### Dataset records ###

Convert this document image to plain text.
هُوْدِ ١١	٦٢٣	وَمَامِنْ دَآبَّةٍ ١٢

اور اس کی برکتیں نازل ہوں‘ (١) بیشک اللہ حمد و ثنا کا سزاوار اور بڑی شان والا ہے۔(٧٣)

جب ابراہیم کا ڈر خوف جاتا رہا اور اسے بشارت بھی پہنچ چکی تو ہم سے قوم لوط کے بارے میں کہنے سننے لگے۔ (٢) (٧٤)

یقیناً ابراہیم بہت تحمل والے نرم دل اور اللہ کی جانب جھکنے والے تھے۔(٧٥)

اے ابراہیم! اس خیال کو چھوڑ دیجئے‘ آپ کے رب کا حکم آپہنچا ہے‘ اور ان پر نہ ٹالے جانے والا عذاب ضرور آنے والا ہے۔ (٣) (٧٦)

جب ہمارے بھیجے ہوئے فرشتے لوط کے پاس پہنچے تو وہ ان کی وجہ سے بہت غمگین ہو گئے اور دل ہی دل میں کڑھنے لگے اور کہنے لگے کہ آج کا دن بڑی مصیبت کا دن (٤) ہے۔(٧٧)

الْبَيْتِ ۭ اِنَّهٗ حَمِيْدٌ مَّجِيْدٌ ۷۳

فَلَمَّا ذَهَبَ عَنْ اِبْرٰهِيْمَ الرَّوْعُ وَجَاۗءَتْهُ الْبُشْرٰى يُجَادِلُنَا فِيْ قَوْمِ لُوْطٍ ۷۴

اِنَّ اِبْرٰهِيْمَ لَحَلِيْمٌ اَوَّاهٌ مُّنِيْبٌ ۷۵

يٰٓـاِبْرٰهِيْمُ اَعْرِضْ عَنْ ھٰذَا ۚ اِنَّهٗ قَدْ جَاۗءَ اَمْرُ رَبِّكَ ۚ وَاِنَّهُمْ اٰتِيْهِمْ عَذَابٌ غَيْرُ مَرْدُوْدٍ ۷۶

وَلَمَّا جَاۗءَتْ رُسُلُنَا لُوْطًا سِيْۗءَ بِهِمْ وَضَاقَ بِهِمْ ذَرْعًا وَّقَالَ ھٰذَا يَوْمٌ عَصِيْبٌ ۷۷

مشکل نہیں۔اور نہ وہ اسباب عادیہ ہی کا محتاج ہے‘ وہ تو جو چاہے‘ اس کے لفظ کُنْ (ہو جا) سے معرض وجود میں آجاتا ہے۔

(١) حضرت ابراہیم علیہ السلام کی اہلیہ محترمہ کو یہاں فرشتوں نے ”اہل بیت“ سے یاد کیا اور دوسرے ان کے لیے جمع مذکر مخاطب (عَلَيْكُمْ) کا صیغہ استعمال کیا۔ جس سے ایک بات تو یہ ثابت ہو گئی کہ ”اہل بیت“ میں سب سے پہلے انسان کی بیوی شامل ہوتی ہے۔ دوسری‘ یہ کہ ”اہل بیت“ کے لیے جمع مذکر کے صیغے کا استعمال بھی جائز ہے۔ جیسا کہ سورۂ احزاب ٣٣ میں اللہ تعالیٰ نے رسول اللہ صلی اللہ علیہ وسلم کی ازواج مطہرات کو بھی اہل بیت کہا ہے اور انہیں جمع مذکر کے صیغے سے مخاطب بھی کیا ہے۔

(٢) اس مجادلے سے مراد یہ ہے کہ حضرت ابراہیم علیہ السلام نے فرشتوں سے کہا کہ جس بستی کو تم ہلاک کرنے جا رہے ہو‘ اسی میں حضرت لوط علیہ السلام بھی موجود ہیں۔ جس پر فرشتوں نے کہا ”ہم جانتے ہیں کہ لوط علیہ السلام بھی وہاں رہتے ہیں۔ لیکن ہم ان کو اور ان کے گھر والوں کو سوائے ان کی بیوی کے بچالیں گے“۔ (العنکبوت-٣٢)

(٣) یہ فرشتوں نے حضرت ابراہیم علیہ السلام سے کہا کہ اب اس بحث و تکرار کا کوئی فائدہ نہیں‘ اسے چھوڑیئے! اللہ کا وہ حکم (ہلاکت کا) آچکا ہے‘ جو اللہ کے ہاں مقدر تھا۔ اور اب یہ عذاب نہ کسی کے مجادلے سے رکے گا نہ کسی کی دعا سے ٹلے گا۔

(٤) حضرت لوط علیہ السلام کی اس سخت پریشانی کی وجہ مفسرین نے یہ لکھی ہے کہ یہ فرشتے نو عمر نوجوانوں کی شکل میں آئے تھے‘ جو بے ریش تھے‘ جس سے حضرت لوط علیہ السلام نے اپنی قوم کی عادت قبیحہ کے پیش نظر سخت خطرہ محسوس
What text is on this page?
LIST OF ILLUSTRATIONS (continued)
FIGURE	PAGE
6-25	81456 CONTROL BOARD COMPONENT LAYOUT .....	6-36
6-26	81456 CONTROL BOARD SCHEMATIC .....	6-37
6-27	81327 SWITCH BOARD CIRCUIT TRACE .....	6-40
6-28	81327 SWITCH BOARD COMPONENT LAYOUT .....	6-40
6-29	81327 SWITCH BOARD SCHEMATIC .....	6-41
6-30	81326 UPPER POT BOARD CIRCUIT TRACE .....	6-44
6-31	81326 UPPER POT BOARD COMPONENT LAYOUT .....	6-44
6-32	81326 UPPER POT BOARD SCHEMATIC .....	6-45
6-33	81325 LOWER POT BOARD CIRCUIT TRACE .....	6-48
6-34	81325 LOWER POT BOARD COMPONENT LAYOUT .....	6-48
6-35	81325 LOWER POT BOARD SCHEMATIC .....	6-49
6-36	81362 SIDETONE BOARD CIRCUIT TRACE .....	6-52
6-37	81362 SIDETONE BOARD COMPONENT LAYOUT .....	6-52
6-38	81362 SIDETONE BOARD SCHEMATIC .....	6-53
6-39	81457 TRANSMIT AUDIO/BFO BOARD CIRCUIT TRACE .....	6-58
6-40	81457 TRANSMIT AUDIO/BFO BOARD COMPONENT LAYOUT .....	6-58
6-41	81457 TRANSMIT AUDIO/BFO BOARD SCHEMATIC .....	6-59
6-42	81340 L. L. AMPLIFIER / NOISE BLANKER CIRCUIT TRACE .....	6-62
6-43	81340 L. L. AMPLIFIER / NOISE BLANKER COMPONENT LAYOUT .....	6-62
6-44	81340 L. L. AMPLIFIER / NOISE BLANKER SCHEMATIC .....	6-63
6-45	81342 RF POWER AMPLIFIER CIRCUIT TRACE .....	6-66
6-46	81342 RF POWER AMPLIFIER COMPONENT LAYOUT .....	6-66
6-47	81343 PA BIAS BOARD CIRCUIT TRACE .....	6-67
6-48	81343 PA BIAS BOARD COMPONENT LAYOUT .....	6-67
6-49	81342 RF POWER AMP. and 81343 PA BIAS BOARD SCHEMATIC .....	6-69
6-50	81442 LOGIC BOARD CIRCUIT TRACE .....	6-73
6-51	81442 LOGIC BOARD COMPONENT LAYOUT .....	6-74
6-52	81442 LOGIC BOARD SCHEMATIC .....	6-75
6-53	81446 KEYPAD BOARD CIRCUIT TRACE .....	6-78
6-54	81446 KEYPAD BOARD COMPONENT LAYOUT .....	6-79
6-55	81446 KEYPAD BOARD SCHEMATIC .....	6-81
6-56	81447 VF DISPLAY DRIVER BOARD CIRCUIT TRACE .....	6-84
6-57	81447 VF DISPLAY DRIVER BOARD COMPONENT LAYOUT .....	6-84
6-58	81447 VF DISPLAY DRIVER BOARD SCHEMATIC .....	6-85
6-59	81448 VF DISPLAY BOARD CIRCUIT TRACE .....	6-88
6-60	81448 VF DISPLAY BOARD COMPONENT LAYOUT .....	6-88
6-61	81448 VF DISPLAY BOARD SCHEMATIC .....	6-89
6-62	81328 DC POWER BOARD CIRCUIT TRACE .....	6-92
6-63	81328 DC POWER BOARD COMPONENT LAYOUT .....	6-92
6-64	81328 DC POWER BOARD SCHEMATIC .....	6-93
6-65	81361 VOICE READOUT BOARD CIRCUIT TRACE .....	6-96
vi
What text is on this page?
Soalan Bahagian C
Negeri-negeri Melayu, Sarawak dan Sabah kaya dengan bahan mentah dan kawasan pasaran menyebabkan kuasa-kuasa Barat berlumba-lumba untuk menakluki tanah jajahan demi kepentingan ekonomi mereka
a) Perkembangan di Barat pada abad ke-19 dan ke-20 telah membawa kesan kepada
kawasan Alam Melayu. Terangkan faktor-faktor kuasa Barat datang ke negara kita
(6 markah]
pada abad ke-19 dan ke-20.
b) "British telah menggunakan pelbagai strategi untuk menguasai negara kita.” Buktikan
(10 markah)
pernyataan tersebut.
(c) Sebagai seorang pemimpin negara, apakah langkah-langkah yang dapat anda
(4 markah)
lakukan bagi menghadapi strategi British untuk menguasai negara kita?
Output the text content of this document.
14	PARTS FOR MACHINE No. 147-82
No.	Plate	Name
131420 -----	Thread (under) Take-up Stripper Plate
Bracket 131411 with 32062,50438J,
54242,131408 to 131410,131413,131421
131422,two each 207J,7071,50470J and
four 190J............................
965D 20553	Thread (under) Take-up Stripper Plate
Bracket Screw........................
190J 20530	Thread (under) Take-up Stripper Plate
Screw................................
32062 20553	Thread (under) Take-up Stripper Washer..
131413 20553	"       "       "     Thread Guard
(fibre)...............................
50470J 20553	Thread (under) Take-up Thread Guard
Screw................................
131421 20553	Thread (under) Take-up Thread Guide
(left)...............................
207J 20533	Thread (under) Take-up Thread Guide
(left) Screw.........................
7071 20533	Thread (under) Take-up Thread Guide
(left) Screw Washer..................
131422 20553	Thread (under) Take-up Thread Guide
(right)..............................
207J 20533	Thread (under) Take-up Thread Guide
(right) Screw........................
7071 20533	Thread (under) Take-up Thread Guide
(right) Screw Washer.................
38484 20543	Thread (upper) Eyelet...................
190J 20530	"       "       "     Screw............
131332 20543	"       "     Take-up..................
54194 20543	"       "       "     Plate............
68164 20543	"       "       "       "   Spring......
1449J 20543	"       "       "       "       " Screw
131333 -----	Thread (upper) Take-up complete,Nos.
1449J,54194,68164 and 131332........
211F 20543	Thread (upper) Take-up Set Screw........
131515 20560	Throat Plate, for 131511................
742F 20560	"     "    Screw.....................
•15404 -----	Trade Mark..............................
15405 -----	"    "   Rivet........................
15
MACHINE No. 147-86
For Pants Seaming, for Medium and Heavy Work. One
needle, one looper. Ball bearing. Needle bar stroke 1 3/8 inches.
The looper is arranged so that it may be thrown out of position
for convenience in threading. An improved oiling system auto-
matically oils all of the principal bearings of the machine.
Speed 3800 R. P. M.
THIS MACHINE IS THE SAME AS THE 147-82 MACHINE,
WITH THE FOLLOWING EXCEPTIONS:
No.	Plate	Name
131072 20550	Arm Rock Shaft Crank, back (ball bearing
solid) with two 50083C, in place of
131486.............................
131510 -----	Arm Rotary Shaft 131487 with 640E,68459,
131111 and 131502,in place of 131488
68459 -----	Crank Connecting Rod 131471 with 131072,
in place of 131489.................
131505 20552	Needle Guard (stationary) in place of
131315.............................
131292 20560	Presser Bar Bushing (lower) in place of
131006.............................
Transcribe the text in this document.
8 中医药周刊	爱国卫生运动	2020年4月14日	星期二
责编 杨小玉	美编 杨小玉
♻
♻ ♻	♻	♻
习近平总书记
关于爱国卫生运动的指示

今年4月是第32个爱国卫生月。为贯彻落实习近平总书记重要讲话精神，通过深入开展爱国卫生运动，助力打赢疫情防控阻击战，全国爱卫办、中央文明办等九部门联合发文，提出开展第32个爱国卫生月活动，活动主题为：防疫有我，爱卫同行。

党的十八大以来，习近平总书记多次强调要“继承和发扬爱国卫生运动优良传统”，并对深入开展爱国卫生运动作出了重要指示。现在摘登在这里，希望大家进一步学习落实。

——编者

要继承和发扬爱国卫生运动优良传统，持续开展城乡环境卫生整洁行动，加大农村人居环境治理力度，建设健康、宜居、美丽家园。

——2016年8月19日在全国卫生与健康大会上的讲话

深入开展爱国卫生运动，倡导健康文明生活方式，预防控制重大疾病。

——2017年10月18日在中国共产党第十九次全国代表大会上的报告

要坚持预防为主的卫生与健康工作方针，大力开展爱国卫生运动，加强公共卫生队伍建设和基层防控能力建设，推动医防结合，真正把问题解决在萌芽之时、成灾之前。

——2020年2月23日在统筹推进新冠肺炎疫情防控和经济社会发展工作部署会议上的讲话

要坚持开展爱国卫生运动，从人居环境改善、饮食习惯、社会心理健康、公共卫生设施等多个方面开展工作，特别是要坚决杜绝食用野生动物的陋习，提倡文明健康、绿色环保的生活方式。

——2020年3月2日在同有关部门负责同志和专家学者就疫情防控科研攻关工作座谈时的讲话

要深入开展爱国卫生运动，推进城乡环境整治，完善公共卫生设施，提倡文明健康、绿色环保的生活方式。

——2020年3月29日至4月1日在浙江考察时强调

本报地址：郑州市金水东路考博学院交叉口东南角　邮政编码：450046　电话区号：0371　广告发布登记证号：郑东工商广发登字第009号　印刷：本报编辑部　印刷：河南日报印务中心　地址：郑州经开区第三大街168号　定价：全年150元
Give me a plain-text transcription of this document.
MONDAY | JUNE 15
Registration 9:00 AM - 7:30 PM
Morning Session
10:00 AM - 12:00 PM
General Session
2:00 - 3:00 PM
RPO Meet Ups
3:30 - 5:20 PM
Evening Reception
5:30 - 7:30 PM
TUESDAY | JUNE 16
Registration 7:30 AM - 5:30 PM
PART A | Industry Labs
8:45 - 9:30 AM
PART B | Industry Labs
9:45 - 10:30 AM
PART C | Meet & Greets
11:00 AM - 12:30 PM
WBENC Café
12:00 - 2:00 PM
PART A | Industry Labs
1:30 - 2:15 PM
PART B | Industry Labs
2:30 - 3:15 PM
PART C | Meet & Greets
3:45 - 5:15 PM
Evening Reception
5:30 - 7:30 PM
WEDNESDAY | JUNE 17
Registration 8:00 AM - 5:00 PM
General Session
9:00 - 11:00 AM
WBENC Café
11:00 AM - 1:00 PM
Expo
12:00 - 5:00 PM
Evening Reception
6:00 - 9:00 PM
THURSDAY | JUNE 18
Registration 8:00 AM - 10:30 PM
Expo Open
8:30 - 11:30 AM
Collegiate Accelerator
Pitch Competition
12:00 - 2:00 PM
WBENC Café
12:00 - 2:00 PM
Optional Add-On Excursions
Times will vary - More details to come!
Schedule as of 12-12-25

###

§ **The task**
Give only the number of lines in the material above that include the word "KEYPAD".

§ **The response**
3